INSTRUCTIONS FOR THE TASK — Make an exact transcription of the material, leaving out all images.

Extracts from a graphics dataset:
## BEGIN

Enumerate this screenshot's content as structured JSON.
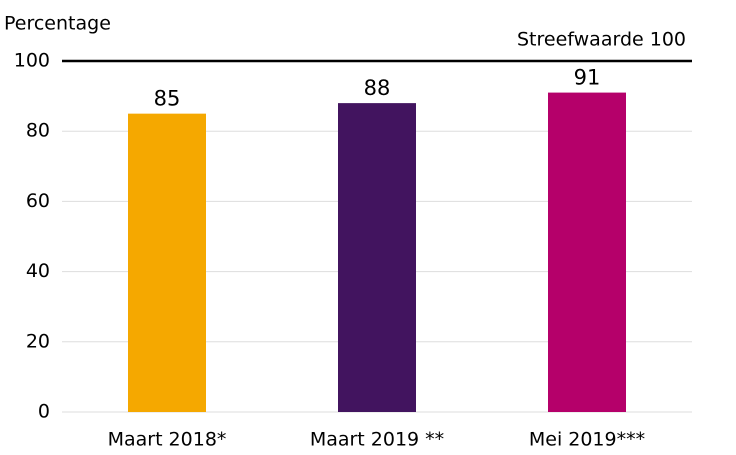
{
  "chart_data": {
    "type": "bar",
    "ylabel": "Percentage",
    "categories": [
      "Maart 2018*",
      "Maart 2019 **",
      "Mei 2019***"
    ],
    "values": [
      85,
      88,
      91
    ],
    "colors": [
      "#f5a800",
      "#42145f",
      "#b5006a"
    ],
    "ylim": [
      0,
      100
    ],
    "yticks": [
      0,
      20,
      40,
      60,
      80,
      100
    ],
    "grid": true,
    "reference_line": {
      "value": 100,
      "label": "Streefwaarde 100"
    }
  }
}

## END

WRITTEN RESPONSE —
Enumerate this screenshot's content as structured JSON.
{
  "chart_data": {
    "type": "bar",
    "ylabel": "Percentage",
    "categories": [
      "Maart 2018*",
      "Maart 2019 **",
      "Mei 2019***"
    ],
    "values": [
      85,
      88,
      91
    ],
    "colors": [
      "#f5a800",
      "#42145f",
      "#b5006a"
    ],
    "ylim": [
      0,
      100
    ],
    "yticks": [
      0,
      20,
      40,
      60,
      80,
      100
    ],
    "grid": true,
    "reference_line": {
      "value": 100,
      "label": "Streefwaarde 100"
    }
  }
}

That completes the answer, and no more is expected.